▶ [Exercise instructions]
Nothing but the lines from the one that contains "What text is on this page?" to the end of the records should be printed, both ends included, exactly as given.

▶ [Stored items from a collection]
§

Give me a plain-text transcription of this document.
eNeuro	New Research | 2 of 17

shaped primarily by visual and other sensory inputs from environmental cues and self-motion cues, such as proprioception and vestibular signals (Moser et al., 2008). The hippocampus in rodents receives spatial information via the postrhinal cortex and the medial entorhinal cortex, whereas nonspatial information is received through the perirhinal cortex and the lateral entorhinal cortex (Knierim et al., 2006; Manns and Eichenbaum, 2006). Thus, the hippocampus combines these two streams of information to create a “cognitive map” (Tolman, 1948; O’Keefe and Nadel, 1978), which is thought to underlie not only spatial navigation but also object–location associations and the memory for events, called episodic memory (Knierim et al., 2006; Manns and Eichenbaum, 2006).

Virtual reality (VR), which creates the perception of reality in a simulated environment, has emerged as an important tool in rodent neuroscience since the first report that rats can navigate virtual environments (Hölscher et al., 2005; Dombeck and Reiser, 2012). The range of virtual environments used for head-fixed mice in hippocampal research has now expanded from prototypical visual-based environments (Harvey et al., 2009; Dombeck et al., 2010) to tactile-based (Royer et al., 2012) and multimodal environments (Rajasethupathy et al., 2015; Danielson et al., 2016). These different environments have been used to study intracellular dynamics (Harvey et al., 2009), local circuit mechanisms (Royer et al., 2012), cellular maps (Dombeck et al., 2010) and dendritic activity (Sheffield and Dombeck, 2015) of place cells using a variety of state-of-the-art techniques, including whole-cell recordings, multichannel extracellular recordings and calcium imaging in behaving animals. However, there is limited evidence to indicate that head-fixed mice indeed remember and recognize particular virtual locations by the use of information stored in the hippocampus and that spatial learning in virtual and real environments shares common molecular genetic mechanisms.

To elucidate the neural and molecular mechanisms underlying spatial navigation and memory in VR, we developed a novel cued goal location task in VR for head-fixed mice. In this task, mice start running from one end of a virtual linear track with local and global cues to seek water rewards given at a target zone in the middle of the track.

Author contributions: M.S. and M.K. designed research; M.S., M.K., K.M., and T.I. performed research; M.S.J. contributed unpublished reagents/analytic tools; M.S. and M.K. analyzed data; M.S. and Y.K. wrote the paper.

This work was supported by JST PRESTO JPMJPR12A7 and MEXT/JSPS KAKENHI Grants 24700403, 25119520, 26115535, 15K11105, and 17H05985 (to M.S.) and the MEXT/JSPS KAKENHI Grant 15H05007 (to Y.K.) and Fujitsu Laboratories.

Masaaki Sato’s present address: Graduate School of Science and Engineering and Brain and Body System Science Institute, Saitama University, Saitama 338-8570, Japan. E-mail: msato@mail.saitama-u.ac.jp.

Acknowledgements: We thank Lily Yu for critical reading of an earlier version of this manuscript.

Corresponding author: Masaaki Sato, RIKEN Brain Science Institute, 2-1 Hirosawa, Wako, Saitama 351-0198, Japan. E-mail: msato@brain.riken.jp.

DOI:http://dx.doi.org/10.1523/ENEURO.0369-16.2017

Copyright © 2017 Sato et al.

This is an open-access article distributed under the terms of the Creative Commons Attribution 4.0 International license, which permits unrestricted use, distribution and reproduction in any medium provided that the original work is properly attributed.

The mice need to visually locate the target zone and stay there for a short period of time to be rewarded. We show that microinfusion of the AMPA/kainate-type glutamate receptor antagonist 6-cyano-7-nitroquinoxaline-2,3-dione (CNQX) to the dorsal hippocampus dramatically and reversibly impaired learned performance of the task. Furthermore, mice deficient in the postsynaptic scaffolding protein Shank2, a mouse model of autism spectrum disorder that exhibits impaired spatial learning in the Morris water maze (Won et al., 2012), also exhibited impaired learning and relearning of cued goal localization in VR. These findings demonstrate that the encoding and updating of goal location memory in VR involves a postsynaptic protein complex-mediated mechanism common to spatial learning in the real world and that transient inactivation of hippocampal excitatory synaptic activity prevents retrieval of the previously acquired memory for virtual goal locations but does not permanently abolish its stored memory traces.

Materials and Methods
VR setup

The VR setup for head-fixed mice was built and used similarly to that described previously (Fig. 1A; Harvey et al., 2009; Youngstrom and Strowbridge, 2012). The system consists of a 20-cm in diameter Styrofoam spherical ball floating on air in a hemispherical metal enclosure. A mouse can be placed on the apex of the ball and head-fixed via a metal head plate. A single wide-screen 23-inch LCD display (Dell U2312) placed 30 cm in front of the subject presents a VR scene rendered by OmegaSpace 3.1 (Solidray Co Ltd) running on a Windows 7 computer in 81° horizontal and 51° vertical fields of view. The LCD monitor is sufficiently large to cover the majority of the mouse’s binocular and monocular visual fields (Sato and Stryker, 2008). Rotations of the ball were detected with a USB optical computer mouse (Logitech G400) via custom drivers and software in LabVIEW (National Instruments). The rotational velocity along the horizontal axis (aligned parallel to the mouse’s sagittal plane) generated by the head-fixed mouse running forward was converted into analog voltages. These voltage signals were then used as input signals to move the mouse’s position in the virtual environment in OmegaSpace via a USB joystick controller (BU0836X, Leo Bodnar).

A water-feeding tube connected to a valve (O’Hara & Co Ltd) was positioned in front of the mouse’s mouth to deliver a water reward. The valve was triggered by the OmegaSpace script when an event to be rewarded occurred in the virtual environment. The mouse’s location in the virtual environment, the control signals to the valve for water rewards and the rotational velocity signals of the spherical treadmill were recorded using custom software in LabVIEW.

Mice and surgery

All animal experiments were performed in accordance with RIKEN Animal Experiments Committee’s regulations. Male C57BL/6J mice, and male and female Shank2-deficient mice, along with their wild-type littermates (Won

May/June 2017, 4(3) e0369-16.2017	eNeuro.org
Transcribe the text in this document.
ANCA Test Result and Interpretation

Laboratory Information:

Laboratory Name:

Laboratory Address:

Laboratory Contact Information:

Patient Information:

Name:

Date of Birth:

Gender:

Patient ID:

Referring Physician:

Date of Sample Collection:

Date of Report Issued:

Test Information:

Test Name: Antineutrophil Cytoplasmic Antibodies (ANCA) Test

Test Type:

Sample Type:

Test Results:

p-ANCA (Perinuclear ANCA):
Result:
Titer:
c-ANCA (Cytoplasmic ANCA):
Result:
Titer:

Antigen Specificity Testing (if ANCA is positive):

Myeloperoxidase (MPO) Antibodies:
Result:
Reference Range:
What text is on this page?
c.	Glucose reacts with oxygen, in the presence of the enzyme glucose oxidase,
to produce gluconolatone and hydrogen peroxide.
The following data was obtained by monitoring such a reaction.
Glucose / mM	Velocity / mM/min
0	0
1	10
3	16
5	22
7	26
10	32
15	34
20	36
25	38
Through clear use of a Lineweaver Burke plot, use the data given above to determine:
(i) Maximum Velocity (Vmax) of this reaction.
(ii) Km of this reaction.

§

▶ [Reply]
What text is on this page?
c.	Glucose reacts with oxygen, in the presence of the enzyme glucose oxidase,
to produce gluconolatone and hydrogen peroxide.
The following data was obtained by monitoring such a reaction.
Glucose / mM	Velocity / mM/min
0	0
1	10
3	16
5	22
7	26
10	32
15	34
20	36
25	38
Through clear use of a Lineweaver Burke plot, use the data given above to determine:
(i) Maximum Velocity (Vmax) of this reaction.
(ii) Km of this reaction.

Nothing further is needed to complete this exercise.